- **Stored rows**:
►

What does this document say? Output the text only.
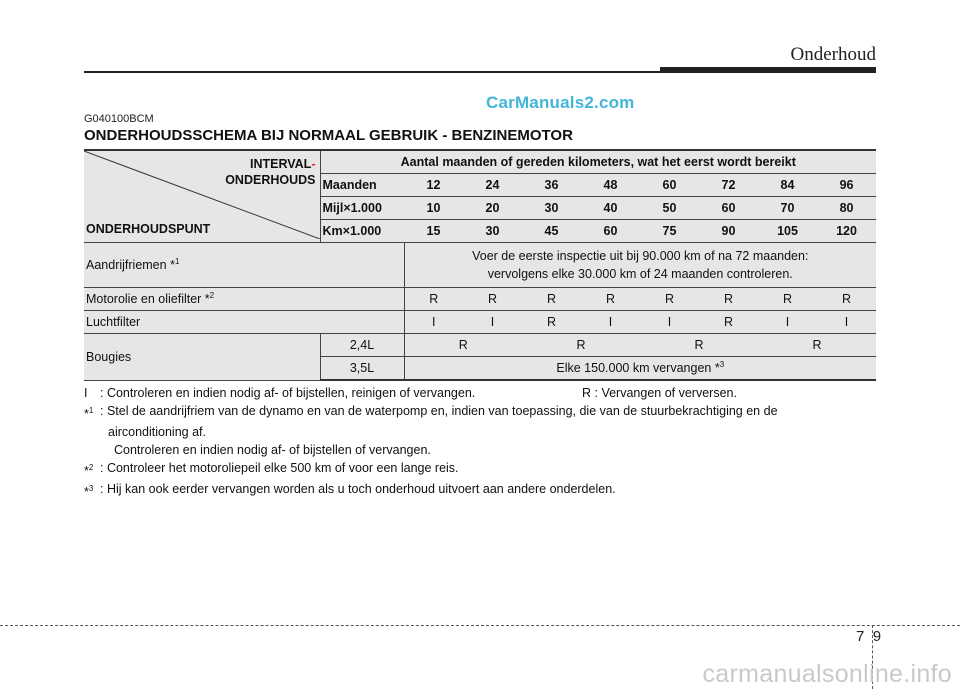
Onderhoud
CarManuals2.com
G040100BCM
ONDERHOUDSSCHEMA BIJ NORMAAL GEBRUIK - BENZINEMOTOR
INTERVAL-
ONDERHOUDS
ONDERHOUDSPUNT	Aantal maanden of gereden kilometers, wat het eerst wordt bereikt								
	Maanden	12	24	36	48	60	72	84	96
	Mijl×1.000	10	20	30	40	50	60	70	80
	Km×1.000	15	30	45	60	75	90	105	120
Aandrijfriemen *$^1$		Voer de eerste inspectie uit bij 90.000 km of na 72 maanden:
vervolgens elke 30.000 km of 24 maanden controleren.							

Motorolie en oliefilter *$^2$		R	R	R	R	R	R	R	R
Luchtfilter		I	I	R	I	I	R	I	I
Bougies	2,4L	R		R		R		R	
	3,5L	Elke 150.000 km vervangen *$^3$
I	: Controleren en indien nodig af- of bijstellen, reinigen of vervangen.	R : Vervangen of verversen.
*$^1$ : Stel de aandrijfriem van de dynamo en van de waterpomp en, indien van toepassing, die van de stuurbekrachtiging en de
airconditioning af.
Controleren en indien nodig af- of bijstellen of vervangen.
*$^2$ : Controleer het motoroliepeil elke 500 km of voor een lange reis.
*$^3$ : Hij kan ook eerder vervangen worden als u toch onderhoud uitvoert aan andere onderdelen.
7 9
carmanualsonline.info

◄

Output the records above exactly; leave out the pictures.

- **Exercise solution**:
What does this document say? Output the text only.
Onderhoud
CarManuals2.com
G040100BCM
ONDERHOUDSSCHEMA BIJ NORMAAL GEBRUIK - BENZINEMOTOR
INTERVAL-
ONDERHOUDS
ONDERHOUDSPUNT	Aantal maanden of gereden kilometers, wat het eerst wordt bereikt								
	Maanden	12	24	36	48	60	72	84	96
	Mijl×1.000	10	20	30	40	50	60	70	80
	Km×1.000	15	30	45	60	75	90	105	120
Aandrijfriemen *$^1$		Voer de eerste inspectie uit bij 90.000 km of na 72 maanden:
vervolgens elke 30.000 km of 24 maanden controleren.							

Motorolie en oliefilter *$^2$		R	R	R	R	R	R	R	R
Luchtfilter		I	I	R	I	I	R	I	I
Bougies	2,4L	R		R		R		R	
	3,5L	Elke 150.000 km vervangen *$^3$
I	: Controleren en indien nodig af- of bijstellen, reinigen of vervangen.	R : Vervangen of verversen.
*$^1$ : Stel de aandrijfriem van de dynamo en van de waterpomp en, indien van toepassing, die van de stuurbekrachtiging en de
airconditioning af.
Controleren en indien nodig af- of bijstellen of vervangen.
*$^2$ : Controleer het motoroliepeil elke 500 km of voor een lange reis.
*$^3$ : Hij kan ook eerder vervangen worden als u toch onderhoud uitvoert aan andere onderdelen.
7 9
carmanualsonline.info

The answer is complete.